*Directions for this task*.
Your task is to set down the records below again, exactly.

================================

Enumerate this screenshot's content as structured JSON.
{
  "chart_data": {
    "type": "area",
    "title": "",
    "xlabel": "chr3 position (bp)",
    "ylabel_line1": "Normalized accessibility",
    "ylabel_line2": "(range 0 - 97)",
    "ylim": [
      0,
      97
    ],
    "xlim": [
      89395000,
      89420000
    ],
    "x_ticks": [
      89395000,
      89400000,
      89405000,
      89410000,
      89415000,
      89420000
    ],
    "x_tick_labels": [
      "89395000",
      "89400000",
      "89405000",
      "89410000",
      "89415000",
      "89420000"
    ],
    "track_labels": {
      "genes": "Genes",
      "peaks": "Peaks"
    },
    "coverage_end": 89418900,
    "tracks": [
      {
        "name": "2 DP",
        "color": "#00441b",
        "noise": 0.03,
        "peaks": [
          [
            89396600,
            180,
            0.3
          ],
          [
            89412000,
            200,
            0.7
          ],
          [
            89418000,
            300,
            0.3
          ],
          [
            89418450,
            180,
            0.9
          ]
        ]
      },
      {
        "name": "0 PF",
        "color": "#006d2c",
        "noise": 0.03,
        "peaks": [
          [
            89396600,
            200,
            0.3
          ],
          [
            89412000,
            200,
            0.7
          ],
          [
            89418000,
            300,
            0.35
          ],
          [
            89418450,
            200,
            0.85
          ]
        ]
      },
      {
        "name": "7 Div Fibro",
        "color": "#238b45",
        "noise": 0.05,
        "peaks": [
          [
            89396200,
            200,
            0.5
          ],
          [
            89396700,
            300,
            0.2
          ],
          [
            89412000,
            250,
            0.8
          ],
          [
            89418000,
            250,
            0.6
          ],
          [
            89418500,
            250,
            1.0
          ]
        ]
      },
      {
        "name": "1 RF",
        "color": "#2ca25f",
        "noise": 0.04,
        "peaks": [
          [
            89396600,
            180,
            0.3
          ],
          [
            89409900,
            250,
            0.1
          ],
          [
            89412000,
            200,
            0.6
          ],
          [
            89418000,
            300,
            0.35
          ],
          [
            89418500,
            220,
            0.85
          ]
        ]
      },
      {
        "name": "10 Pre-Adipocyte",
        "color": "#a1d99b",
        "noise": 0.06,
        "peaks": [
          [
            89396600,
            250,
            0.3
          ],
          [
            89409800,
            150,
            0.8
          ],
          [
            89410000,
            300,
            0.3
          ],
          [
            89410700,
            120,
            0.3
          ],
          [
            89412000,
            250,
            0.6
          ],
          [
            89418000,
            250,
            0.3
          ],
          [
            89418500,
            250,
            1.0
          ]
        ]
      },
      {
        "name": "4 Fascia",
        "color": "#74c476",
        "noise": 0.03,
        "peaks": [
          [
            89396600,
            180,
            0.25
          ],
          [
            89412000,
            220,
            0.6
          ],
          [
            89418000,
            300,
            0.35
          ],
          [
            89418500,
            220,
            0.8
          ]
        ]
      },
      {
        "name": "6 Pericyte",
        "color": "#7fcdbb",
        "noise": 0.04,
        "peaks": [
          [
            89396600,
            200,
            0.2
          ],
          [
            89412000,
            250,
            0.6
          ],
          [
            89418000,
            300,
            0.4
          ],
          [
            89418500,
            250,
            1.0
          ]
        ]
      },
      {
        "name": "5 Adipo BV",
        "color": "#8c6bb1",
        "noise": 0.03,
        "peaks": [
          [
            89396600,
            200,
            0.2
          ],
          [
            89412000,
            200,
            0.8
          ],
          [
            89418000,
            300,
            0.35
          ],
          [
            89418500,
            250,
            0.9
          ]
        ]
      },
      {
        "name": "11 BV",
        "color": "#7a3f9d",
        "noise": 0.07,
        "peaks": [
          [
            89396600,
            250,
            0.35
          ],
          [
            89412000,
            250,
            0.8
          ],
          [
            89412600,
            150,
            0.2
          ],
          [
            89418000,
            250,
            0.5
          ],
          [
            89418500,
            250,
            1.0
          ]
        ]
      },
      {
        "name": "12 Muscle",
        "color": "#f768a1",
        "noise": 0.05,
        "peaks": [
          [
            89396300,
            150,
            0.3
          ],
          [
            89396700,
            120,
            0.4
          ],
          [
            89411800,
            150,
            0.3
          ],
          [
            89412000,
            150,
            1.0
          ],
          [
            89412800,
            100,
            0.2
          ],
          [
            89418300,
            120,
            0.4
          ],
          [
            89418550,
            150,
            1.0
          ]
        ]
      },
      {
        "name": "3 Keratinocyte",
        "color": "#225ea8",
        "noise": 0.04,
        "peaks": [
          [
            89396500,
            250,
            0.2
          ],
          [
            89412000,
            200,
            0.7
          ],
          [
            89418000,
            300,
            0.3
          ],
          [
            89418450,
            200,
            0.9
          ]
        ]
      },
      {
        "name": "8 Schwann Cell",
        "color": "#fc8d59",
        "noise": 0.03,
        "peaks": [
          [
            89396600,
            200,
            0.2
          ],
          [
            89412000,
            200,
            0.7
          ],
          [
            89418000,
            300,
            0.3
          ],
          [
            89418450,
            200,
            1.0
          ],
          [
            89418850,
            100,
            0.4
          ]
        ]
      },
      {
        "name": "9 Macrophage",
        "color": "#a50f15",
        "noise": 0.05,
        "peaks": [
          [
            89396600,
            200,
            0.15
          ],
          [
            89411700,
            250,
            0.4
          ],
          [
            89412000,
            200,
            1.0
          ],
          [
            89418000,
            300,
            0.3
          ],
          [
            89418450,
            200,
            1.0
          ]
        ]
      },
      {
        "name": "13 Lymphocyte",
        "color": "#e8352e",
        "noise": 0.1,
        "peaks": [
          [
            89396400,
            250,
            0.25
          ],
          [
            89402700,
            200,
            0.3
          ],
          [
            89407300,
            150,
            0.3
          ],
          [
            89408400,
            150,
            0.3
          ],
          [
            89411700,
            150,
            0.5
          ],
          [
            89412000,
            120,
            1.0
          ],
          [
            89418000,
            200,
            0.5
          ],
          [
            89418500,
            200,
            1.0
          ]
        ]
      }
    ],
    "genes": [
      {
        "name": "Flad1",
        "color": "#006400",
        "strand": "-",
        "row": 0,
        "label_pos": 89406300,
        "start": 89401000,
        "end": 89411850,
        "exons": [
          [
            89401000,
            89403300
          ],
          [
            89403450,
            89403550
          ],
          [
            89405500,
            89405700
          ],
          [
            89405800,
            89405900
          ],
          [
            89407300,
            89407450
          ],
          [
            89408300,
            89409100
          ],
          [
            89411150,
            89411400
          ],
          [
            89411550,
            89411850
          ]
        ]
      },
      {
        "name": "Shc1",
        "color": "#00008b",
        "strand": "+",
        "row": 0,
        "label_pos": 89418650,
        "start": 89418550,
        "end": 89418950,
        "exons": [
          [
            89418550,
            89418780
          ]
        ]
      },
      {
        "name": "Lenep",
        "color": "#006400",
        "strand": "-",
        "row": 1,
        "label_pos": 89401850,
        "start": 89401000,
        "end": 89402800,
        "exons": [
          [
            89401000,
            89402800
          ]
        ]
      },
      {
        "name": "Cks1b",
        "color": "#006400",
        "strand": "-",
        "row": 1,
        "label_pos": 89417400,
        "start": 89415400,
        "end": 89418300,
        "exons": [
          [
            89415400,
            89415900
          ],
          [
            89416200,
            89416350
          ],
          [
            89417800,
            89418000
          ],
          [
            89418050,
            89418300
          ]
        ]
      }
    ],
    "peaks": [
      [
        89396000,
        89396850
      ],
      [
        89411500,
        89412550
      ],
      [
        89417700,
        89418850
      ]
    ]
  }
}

================================

*Answer box*.
Enumerate this screenshot's content as structured JSON.
{
  "chart_data": {
    "type": "area",
    "title": "",
    "xlabel": "chr3 position (bp)",
    "ylabel_line1": "Normalized accessibility",
    "ylabel_line2": "(range 0 - 97)",
    "ylim": [
      0,
      97
    ],
    "xlim": [
      89395000,
      89420000
    ],
    "x_ticks": [
      89395000,
      89400000,
      89405000,
      89410000,
      89415000,
      89420000
    ],
    "x_tick_labels": [
      "89395000",
      "89400000",
      "89405000",
      "89410000",
      "89415000",
      "89420000"
    ],
    "track_labels": {
      "genes": "Genes",
      "peaks": "Peaks"
    },
    "coverage_end": 89418900,
    "tracks": [
      {
        "name": "2 DP",
        "color": "#00441b",
        "noise": 0.03,
        "peaks": [
          [
            89396600,
            180,
            0.3
          ],
          [
            89412000,
            200,
            0.7
          ],
          [
            89418000,
            300,
            0.3
          ],
          [
            89418450,
            180,
            0.9
          ]
        ]
      },
      {
        "name": "0 PF",
        "color": "#006d2c",
        "noise": 0.03,
        "peaks": [
          [
            89396600,
            200,
            0.3
          ],
          [
            89412000,
            200,
            0.7
          ],
          [
            89418000,
            300,
            0.35
          ],
          [
            89418450,
            200,
            0.85
          ]
        ]
      },
      {
        "name": "7 Div Fibro",
        "color": "#238b45",
        "noise": 0.05,
        "peaks": [
          [
            89396200,
            200,
            0.5
          ],
          [
            89396700,
            300,
            0.2
          ],
          [
            89412000,
            250,
            0.8
          ],
          [
            89418000,
            250,
            0.6
          ],
          [
            89418500,
            250,
            1.0
          ]
        ]
      },
      {
        "name": "1 RF",
        "color": "#2ca25f",
        "noise": 0.04,
        "peaks": [
          [
            89396600,
            180,
            0.3
          ],
          [
            89409900,
            250,
            0.1
          ],
          [
            89412000,
            200,
            0.6
          ],
          [
            89418000,
            300,
            0.35
          ],
          [
            89418500,
            220,
            0.85
          ]
        ]
      },
      {
        "name": "10 Pre-Adipocyte",
        "color": "#a1d99b",
        "noise": 0.06,
        "peaks": [
          [
            89396600,
            250,
            0.3
          ],
          [
            89409800,
            150,
            0.8
          ],
          [
            89410000,
            300,
            0.3
          ],
          [
            89410700,
            120,
            0.3
          ],
          [
            89412000,
            250,
            0.6
          ],
          [
            89418000,
            250,
            0.3
          ],
          [
            89418500,
            250,
            1.0
          ]
        ]
      },
      {
        "name": "4 Fascia",
        "color": "#74c476",
        "noise": 0.03,
        "peaks": [
          [
            89396600,
            180,
            0.25
          ],
          [
            89412000,
            220,
            0.6
          ],
          [
            89418000,
            300,
            0.35
          ],
          [
            89418500,
            220,
            0.8
          ]
        ]
      },
      {
        "name": "6 Pericyte",
        "color": "#7fcdbb",
        "noise": 0.04,
        "peaks": [
          [
            89396600,
            200,
            0.2
          ],
          [
            89412000,
            250,
            0.6
          ],
          [
            89418000,
            300,
            0.4
          ],
          [
            89418500,
            250,
            1.0
          ]
        ]
      },
      {
        "name": "5 Adipo BV",
        "color": "#8c6bb1",
        "noise": 0.03,
        "peaks": [
          [
            89396600,
            200,
            0.2
          ],
          [
            89412000,
            200,
            0.8
          ],
          [
            89418000,
            300,
            0.35
          ],
          [
            89418500,
            250,
            0.9
          ]
        ]
      },
      {
        "name": "11 BV",
        "color": "#7a3f9d",
        "noise": 0.07,
        "peaks": [
          [
            89396600,
            250,
            0.35
          ],
          [
            89412000,
            250,
            0.8
          ],
          [
            89412600,
            150,
            0.2
          ],
          [
            89418000,
            250,
            0.5
          ],
          [
            89418500,
            250,
            1.0
          ]
        ]
      },
      {
        "name": "12 Muscle",
        "color": "#f768a1",
        "noise": 0.05,
        "peaks": [
          [
            89396300,
            150,
            0.3
          ],
          [
            89396700,
            120,
            0.4
          ],
          [
            89411800,
            150,
            0.3
          ],
          [
            89412000,
            150,
            1.0
          ],
          [
            89412800,
            100,
            0.2
          ],
          [
            89418300,
            120,
            0.4
          ],
          [
            89418550,
            150,
            1.0
          ]
        ]
      },
      {
        "name": "3 Keratinocyte",
        "color": "#225ea8",
        "noise": 0.04,
        "peaks": [
          [
            89396500,
            250,
            0.2
          ],
          [
            89412000,
            200,
            0.7
          ],
          [
            89418000,
            300,
            0.3
          ],
          [
            89418450,
            200,
            0.9
          ]
        ]
      },
      {
        "name": "8 Schwann Cell",
        "color": "#fc8d59",
        "noise": 0.03,
        "peaks": [
          [
            89396600,
            200,
            0.2
          ],
          [
            89412000,
            200,
            0.7
          ],
          [
            89418000,
            300,
            0.3
          ],
          [
            89418450,
            200,
            1.0
          ],
          [
            89418850,
            100,
            0.4
          ]
        ]
      },
      {
        "name": "9 Macrophage",
        "color": "#a50f15",
        "noise": 0.05,
        "peaks": [
          [
            89396600,
            200,
            0.15
          ],
          [
            89411700,
            250,
            0.4
          ],
          [
            89412000,
            200,
            1.0
          ],
          [
            89418000,
            300,
            0.3
          ],
          [
            89418450,
            200,
            1.0
          ]
        ]
      },
      {
        "name": "13 Lymphocyte",
        "color": "#e8352e",
        "noise": 0.1,
        "peaks": [
          [
            89396400,
            250,
            0.25
          ],
          [
            89402700,
            200,
            0.3
          ],
          [
            89407300,
            150,
            0.3
          ],
          [
            89408400,
            150,
            0.3
          ],
          [
            89411700,
            150,
            0.5
          ],
          [
            89412000,
            120,
            1.0
          ],
          [
            89418000,
            200,
            0.5
          ],
          [
            89418500,
            200,
            1.0
          ]
        ]
      }
    ],
    "genes": [
      {
        "name": "Flad1",
        "color": "#006400",
        "strand": "-",
        "row": 0,
        "label_pos": 89406300,
        "start": 89401000,
        "end": 89411850,
        "exons": [
          [
            89401000,
            89403300
          ],
          [
            89403450,
            89403550
          ],
          [
            89405500,
            89405700
          ],
          [
            89405800,
            89405900
          ],
          [
            89407300,
            89407450
          ],
          [
            89408300,
            89409100
          ],
          [
            89411150,
            89411400
          ],
          [
            89411550,
            89411850
          ]
        ]
      },
      {
        "name": "Shc1",
        "color": "#00008b",
        "strand": "+",
        "row": 0,
        "label_pos": 89418650,
        "start": 89418550,
        "end": 89418950,
        "exons": [
          [
            89418550,
            89418780
          ]
        ]
      },
      {
        "name": "Lenep",
        "color": "#006400",
        "strand": "-",
        "row": 1,
        "label_pos": 89401850,
        "start": 89401000,
        "end": 89402800,
        "exons": [
          [
            89401000,
            89402800
          ]
        ]
      },
      {
        "name": "Cks1b",
        "color": "#006400",
        "strand": "-",
        "row": 1,
        "label_pos": 89417400,
        "start": 89415400,
        "end": 89418300,
        "exons": [
          [
            89415400,
            89415900
          ],
          [
            89416200,
            89416350
          ],
          [
            89417800,
            89418000
          ],
          [
            89418050,
            89418300
          ]
        ]
      }
    ],
    "peaks": [
      [
        89396000,
        89396850
      ],
      [
        89411500,
        89412550
      ],
      [
        89417700,
        89418850
      ]
    ]
  }
}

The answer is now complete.